Data entries:
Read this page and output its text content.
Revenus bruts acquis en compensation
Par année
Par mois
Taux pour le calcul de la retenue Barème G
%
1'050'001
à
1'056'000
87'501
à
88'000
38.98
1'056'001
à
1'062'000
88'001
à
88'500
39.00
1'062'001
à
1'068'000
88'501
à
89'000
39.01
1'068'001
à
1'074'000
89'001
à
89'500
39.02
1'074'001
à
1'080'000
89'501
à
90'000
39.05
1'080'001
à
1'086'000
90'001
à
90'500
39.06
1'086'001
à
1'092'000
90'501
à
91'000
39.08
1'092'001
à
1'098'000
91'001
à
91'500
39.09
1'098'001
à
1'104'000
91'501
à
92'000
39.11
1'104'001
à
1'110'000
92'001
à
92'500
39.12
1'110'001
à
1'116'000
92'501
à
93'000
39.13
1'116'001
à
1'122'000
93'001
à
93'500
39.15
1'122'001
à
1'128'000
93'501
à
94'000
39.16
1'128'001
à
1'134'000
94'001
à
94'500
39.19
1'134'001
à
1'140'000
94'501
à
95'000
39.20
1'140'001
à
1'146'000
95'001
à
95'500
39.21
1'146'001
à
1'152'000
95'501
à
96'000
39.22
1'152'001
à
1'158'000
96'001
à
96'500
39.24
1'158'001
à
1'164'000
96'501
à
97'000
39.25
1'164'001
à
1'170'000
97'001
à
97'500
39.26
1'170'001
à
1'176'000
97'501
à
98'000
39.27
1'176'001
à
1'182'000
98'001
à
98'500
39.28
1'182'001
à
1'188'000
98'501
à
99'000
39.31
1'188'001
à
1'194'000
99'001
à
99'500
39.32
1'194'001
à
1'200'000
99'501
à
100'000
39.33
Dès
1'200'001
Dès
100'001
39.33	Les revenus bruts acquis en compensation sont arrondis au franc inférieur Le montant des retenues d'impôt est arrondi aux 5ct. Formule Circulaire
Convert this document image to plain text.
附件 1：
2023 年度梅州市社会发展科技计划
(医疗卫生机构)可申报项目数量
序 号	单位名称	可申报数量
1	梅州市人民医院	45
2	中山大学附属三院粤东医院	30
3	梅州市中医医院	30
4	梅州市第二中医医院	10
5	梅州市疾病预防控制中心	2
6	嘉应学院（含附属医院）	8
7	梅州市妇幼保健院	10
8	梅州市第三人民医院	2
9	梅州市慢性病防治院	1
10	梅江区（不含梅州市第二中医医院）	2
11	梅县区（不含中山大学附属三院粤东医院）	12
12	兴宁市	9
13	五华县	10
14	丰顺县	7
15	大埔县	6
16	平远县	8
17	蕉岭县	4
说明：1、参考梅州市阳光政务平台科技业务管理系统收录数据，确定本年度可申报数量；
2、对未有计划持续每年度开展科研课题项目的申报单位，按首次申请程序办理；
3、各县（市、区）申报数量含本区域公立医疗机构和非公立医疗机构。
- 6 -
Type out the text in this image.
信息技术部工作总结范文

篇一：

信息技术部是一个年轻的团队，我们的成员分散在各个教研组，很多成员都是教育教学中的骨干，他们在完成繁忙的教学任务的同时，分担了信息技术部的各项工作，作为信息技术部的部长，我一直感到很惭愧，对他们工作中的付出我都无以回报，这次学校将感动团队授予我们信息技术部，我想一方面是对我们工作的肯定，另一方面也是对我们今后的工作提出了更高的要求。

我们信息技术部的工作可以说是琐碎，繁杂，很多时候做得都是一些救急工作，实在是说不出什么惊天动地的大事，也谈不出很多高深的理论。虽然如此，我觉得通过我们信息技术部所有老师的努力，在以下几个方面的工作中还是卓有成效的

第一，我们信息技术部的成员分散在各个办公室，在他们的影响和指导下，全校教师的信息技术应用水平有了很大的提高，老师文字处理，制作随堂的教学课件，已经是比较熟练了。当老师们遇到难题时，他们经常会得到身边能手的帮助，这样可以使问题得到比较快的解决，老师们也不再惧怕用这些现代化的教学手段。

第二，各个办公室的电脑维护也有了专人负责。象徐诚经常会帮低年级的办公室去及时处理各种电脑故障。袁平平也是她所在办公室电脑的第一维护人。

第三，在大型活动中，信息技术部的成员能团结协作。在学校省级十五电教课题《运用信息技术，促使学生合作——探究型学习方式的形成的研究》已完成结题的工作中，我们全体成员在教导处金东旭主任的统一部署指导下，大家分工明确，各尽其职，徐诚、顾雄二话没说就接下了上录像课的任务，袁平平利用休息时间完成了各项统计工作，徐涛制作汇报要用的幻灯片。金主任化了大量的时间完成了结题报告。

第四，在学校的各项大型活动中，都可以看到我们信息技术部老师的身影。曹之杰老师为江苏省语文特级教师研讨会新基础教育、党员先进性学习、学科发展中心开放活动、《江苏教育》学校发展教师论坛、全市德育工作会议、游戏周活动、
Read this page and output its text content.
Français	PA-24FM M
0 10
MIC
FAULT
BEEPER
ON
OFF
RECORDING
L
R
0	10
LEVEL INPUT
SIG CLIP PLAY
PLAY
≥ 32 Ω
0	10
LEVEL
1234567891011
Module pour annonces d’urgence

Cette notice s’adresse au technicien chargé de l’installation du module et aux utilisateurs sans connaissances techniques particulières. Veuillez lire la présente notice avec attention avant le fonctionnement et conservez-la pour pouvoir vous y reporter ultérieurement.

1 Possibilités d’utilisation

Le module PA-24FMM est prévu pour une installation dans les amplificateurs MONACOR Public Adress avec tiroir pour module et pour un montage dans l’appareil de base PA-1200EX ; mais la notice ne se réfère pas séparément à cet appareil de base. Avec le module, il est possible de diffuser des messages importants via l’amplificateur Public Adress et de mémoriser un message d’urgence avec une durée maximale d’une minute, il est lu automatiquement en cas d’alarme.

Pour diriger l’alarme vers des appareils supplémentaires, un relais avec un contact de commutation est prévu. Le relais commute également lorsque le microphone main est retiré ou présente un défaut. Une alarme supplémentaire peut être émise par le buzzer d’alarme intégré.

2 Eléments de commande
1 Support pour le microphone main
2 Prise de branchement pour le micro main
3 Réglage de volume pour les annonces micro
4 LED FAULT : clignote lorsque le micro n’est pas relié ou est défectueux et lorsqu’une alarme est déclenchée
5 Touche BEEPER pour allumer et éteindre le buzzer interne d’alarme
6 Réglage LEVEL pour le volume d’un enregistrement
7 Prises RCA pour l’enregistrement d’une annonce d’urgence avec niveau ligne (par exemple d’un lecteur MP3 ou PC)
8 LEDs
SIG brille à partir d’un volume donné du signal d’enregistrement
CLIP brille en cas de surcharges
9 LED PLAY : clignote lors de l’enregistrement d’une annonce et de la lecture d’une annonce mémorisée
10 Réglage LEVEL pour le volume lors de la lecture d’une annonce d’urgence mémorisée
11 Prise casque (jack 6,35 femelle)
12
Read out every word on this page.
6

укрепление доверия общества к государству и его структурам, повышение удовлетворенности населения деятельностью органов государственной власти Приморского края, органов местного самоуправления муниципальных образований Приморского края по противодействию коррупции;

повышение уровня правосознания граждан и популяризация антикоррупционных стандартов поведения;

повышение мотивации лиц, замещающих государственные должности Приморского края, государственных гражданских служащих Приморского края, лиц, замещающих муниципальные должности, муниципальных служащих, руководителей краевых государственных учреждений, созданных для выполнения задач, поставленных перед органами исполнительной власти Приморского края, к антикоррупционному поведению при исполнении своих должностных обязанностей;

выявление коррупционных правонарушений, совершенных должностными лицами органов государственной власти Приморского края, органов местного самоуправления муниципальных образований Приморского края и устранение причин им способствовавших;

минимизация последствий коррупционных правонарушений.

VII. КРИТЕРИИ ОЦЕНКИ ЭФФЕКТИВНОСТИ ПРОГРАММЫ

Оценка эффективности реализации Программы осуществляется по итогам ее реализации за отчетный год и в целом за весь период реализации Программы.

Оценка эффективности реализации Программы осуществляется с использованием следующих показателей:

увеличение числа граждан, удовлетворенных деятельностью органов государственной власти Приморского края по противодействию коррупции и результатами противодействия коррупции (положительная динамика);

▶ [Exercise]: Pick out the lines that include the word "this" and write them out.

▶ [Exercise result]:
Read this page and output its text content.
Convert this document image to plain text.
Type out the text in this image.
Read this page and output its text content.
Read out every word on this page.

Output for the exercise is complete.